Copy out each line in the material below that has the word "shows".

::::

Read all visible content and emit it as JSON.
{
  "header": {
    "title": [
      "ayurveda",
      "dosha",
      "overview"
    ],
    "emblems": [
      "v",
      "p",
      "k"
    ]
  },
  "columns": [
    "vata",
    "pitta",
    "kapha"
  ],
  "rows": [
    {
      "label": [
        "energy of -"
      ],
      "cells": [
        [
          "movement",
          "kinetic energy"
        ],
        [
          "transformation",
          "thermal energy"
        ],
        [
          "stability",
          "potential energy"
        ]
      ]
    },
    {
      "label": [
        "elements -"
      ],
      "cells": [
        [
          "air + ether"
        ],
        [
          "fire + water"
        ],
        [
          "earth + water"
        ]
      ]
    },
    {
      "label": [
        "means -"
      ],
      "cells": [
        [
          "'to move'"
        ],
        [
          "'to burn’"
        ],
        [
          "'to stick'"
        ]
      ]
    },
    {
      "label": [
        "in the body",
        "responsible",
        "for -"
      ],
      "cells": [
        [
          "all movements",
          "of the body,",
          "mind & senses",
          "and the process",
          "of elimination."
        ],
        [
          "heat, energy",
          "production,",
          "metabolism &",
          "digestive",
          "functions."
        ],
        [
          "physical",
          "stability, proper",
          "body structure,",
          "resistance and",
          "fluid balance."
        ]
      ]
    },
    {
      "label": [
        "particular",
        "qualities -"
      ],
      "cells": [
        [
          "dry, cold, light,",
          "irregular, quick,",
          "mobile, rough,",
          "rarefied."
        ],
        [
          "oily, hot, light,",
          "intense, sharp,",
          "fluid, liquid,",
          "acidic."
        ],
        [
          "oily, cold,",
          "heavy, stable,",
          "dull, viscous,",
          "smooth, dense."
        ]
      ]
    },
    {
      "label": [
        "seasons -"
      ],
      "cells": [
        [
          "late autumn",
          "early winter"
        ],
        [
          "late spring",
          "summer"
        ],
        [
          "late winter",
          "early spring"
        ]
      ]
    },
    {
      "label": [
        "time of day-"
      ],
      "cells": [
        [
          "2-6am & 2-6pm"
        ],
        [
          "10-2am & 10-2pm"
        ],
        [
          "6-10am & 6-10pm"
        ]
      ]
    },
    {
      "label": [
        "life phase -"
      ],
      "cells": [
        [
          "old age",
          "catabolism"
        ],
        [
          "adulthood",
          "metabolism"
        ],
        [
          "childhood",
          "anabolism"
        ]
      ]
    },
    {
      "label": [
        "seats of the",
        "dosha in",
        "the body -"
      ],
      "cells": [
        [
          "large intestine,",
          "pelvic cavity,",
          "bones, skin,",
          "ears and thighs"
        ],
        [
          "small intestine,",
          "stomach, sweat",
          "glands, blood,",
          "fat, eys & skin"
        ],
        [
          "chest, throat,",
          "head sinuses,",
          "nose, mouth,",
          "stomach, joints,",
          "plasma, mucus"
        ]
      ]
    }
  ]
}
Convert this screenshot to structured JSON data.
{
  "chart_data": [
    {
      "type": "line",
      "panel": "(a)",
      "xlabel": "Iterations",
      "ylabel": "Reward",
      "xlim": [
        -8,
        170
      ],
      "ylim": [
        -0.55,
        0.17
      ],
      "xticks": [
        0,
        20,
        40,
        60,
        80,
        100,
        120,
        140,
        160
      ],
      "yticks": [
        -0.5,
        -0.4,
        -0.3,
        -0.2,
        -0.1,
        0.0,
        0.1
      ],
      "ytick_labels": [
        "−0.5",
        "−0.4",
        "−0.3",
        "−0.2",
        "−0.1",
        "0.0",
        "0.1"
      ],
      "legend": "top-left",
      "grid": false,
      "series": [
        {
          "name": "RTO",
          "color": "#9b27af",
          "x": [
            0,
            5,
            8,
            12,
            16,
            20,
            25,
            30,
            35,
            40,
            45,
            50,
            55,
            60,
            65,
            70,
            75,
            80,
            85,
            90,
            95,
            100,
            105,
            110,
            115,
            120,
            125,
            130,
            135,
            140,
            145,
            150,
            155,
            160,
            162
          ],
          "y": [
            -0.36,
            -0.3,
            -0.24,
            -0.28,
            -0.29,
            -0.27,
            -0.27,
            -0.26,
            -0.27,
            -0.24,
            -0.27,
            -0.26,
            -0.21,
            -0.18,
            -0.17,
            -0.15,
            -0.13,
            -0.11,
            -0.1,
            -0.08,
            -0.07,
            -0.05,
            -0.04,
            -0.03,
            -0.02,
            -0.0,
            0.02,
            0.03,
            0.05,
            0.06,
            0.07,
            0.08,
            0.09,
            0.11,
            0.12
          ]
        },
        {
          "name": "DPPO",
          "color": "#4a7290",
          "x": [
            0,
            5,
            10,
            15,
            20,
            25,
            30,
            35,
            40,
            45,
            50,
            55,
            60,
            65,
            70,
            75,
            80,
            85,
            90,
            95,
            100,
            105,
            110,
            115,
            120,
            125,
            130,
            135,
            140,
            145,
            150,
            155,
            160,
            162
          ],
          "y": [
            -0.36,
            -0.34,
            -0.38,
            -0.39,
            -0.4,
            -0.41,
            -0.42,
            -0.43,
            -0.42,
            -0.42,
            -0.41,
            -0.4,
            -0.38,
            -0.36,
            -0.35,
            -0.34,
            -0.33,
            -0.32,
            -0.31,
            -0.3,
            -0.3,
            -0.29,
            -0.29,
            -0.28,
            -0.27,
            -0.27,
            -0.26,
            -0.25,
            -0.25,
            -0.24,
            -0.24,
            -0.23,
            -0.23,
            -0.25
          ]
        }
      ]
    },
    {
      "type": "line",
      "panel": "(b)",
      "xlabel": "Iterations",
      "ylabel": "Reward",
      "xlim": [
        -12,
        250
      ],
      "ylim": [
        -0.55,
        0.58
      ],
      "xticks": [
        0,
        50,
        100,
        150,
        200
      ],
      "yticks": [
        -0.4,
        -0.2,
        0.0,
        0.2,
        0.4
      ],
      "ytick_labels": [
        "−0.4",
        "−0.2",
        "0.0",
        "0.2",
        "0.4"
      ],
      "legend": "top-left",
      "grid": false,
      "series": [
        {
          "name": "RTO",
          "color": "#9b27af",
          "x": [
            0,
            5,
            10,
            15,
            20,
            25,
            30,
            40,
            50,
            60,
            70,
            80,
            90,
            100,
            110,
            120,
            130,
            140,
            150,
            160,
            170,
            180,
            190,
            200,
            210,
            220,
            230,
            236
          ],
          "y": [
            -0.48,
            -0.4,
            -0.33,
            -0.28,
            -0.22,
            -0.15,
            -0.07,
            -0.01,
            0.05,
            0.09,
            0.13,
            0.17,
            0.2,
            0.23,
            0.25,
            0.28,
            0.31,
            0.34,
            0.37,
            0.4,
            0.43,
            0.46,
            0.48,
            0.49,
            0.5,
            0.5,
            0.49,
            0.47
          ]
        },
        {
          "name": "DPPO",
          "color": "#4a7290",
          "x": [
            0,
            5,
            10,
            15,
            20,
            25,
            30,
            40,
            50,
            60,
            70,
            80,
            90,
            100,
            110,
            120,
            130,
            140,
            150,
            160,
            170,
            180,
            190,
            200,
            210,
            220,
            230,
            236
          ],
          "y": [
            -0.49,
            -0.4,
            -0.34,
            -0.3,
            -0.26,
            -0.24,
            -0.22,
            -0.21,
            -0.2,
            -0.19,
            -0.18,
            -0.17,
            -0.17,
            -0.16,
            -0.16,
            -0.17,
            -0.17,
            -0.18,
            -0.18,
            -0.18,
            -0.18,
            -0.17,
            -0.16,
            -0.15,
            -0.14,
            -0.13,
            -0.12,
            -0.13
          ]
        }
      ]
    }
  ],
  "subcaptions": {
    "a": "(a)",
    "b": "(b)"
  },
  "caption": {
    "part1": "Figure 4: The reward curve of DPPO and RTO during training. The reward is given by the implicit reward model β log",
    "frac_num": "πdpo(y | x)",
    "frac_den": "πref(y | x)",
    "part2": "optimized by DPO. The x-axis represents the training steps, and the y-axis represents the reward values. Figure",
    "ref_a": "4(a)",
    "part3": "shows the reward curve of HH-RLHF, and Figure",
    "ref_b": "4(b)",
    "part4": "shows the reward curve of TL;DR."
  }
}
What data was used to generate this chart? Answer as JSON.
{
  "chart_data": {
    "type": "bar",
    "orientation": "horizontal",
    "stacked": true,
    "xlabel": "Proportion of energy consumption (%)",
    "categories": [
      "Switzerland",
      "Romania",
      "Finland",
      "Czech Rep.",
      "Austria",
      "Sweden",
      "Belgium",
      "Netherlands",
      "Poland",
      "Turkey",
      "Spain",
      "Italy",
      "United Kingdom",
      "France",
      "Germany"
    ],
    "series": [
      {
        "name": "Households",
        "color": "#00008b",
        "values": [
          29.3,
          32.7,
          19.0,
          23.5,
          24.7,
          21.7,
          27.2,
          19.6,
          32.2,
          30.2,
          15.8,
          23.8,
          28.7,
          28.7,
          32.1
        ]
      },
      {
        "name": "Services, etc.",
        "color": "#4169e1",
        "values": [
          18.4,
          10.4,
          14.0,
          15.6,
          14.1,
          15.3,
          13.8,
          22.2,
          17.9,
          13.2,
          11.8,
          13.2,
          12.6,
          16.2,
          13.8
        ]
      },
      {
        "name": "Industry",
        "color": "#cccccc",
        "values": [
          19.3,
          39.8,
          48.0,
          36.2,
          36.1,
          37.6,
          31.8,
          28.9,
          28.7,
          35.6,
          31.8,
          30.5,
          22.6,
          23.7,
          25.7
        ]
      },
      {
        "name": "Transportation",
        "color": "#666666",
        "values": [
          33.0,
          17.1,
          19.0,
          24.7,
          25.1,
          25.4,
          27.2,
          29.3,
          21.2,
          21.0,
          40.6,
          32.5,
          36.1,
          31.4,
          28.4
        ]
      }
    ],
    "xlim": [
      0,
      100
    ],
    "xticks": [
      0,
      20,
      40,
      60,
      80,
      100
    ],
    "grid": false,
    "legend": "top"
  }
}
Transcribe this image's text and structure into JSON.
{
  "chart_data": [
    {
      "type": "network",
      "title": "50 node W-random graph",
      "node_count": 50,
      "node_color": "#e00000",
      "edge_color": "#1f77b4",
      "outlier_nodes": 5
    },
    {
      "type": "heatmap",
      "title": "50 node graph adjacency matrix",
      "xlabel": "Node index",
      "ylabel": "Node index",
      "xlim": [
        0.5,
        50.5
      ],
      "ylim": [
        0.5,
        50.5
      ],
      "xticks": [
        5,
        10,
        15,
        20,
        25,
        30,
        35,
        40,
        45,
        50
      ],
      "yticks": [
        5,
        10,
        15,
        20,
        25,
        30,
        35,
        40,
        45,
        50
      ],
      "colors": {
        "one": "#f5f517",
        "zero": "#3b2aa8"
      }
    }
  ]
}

::::

• [Task result]
    "part3": "shows the reward curve of HH-RLHF, and Figure",
    "part4": "shows the reward curve of TL;DR."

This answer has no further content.